Exercise brief: What follows is a listing; give it again exactly, in its entirety.

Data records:

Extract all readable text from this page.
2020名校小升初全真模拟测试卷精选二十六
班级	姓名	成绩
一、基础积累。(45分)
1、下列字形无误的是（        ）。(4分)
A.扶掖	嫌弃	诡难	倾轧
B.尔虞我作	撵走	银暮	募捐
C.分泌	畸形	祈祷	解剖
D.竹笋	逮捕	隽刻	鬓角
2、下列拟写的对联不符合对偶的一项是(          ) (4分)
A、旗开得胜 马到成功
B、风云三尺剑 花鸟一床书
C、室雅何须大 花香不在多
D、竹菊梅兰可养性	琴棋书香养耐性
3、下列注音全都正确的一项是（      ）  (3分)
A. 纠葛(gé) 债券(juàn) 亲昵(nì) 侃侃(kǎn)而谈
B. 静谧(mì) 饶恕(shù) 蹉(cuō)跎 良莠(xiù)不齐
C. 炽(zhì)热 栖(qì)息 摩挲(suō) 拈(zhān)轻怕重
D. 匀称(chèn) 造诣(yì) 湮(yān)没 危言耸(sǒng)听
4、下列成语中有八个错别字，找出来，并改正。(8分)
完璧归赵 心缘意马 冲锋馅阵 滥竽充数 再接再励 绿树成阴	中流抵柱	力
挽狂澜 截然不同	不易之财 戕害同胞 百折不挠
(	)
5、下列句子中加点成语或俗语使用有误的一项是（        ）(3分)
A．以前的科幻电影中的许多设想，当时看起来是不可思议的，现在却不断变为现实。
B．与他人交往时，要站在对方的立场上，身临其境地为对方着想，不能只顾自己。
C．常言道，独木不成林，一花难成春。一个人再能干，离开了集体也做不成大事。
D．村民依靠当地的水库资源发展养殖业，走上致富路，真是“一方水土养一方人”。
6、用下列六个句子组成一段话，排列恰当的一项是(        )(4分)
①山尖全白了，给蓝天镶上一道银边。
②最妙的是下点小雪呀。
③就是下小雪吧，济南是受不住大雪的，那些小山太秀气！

Written reply:
Extract all readable text from this page.
2020名校小升初全真模拟测试卷精选二十六
班级	姓名	成绩
一、基础积累。(45分)
1、下列字形无误的是（        ）。(4分)
A.扶掖	嫌弃	诡难	倾轧
B.尔虞我作	撵走	银暮	募捐
C.分泌	畸形	祈祷	解剖
D.竹笋	逮捕	隽刻	鬓角
2、下列拟写的对联不符合对偶的一项是(          ) (4分)
A、旗开得胜 马到成功
B、风云三尺剑 花鸟一床书
C、室雅何须大 花香不在多
D、竹菊梅兰可养性	琴棋书香养耐性
3、下列注音全都正确的一项是（      ）  (3分)
A. 纠葛(gé) 债券(juàn) 亲昵(nì) 侃侃(kǎn)而谈
B. 静谧(mì) 饶恕(shù) 蹉(cuō)跎 良莠(xiù)不齐
C. 炽(zhì)热 栖(qì)息 摩挲(suō) 拈(zhān)轻怕重
D. 匀称(chèn) 造诣(yì) 湮(yān)没 危言耸(sǒng)听
4、下列成语中有八个错别字，找出来，并改正。(8分)
完璧归赵 心缘意马 冲锋馅阵 滥竽充数 再接再励 绿树成阴	中流抵柱	力
挽狂澜 截然不同	不易之财 戕害同胞 百折不挠
(	)
5、下列句子中加点成语或俗语使用有误的一项是（        ）(3分)
A．以前的科幻电影中的许多设想，当时看起来是不可思议的，现在却不断变为现实。
B．与他人交往时，要站在对方的立场上，身临其境地为对方着想，不能只顾自己。
C．常言道，独木不成林，一花难成春。一个人再能干，离开了集体也做不成大事。
D．村民依靠当地的水库资源发展养殖业，走上致富路，真是“一方水土养一方人”。
6、用下列六个句子组成一段话，排列恰当的一项是(        )(4分)
①山尖全白了，给蓝天镶上一道银边。
②最妙的是下点小雪呀。
③就是下小雪吧，济南是受不住大雪的，那些小山太秀气！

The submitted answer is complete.